▶ _PROBLEM TO SOLVE_
How many lines in these records hold the string "ylabel"? Reply with the number alone.
━━━━━ RECORDS SUPPLIED
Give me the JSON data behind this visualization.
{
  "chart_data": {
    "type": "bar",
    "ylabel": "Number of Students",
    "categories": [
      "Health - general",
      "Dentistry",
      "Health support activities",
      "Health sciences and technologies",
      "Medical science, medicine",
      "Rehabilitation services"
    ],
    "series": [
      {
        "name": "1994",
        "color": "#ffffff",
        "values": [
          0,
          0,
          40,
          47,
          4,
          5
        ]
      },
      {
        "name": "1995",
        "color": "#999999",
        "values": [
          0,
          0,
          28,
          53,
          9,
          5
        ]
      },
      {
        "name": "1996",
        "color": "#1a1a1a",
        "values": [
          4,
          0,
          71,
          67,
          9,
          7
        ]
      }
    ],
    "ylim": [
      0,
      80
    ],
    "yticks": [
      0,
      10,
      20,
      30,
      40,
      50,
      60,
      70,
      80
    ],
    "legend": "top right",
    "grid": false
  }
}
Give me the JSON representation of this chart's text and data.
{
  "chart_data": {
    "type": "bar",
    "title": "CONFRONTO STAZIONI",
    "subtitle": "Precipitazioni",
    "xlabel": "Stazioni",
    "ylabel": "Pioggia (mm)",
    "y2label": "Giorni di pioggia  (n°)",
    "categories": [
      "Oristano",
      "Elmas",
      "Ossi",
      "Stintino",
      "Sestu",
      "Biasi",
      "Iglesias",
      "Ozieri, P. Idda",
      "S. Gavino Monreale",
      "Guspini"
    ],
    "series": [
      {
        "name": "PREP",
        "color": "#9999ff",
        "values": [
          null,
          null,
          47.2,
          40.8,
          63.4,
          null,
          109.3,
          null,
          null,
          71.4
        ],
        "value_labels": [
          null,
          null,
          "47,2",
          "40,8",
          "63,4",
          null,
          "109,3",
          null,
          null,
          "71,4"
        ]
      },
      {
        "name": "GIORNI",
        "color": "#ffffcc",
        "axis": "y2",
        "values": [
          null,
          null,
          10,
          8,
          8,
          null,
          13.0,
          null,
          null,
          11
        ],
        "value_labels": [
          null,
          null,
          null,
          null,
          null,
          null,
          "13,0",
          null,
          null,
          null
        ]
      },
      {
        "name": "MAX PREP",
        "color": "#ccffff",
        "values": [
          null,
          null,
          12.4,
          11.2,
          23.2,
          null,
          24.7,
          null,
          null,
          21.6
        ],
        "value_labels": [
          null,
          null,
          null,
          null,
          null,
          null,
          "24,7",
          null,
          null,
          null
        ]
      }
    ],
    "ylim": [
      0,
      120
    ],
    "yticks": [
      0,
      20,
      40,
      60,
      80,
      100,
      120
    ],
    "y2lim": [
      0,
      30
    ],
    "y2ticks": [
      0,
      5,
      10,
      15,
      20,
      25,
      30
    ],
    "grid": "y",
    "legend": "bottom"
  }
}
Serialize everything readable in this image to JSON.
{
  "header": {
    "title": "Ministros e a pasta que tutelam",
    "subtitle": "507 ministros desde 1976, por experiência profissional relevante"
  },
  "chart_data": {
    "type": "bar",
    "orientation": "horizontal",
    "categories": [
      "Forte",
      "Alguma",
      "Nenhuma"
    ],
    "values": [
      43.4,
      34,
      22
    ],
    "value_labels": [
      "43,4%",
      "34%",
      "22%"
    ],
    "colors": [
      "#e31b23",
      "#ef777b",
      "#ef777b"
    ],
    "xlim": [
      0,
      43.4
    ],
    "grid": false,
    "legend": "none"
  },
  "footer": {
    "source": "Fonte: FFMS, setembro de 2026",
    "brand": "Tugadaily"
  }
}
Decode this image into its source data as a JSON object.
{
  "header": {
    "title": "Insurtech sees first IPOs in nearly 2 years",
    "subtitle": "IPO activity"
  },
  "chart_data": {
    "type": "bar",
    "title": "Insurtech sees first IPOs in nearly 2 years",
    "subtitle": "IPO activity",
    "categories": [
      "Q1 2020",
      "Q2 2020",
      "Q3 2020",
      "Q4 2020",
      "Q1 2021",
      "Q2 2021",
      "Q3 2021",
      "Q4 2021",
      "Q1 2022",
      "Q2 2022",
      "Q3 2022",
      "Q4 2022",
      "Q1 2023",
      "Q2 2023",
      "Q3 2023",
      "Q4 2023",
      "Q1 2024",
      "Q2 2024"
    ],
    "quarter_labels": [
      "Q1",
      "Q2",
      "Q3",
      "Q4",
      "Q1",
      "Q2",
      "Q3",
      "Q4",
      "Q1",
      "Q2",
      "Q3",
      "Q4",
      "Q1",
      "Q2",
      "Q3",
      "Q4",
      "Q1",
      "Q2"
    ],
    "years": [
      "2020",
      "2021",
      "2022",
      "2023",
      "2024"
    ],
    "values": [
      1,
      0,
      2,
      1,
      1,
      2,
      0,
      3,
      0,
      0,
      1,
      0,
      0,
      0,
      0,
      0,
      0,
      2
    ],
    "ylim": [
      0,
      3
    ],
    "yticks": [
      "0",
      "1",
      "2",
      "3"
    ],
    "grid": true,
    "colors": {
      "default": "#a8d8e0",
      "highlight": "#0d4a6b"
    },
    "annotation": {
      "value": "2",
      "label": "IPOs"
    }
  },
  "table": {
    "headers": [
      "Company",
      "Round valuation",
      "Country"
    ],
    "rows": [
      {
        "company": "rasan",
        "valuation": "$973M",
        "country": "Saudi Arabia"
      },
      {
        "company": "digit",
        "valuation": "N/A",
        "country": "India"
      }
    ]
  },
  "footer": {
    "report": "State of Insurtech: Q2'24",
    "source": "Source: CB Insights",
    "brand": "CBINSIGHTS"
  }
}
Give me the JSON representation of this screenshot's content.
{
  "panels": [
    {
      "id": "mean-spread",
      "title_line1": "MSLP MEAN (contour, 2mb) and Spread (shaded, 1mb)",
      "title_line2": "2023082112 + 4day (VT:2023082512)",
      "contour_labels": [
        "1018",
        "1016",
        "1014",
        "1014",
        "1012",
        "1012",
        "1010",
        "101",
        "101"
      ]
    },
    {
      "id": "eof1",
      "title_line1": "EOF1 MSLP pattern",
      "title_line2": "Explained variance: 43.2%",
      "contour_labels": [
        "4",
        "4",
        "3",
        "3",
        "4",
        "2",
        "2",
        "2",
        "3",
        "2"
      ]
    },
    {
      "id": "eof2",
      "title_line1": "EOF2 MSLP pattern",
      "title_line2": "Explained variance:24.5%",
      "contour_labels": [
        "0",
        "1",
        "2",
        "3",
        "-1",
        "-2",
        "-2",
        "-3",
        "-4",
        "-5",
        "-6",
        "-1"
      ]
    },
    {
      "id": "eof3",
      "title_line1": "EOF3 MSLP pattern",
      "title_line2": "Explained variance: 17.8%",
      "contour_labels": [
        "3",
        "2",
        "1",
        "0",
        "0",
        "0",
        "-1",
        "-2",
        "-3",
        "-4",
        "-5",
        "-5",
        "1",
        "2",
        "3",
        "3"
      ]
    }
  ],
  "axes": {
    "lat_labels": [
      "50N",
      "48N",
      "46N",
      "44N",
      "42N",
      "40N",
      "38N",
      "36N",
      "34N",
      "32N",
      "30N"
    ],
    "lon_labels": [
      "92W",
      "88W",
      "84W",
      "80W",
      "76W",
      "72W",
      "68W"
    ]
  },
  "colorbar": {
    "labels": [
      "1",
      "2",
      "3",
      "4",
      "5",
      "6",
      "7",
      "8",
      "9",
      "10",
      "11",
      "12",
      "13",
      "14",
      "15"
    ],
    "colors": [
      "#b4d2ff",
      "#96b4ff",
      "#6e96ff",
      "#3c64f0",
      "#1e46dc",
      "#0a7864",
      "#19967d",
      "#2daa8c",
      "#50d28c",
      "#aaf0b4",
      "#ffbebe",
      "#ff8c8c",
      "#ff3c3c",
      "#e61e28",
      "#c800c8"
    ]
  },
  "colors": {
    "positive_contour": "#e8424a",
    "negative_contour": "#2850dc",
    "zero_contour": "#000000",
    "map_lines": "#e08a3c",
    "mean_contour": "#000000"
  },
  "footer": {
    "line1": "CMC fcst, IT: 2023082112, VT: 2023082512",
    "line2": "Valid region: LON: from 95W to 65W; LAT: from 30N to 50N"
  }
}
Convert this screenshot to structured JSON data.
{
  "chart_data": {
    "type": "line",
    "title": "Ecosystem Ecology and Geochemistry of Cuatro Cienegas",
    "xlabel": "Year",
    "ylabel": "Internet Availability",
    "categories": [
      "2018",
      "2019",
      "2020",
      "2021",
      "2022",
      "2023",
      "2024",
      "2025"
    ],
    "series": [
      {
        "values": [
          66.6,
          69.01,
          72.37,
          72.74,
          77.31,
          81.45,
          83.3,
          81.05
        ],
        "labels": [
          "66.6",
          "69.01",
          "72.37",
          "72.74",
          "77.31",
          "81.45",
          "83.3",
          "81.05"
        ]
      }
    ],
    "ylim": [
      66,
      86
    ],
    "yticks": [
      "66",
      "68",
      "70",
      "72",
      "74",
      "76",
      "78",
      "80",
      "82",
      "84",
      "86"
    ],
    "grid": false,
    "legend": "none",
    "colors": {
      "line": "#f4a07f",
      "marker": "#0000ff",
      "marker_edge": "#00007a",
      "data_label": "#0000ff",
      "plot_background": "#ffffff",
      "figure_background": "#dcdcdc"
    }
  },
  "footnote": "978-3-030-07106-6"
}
━━━━━━━━━━
▶ _SOLVED PROBLEM_
3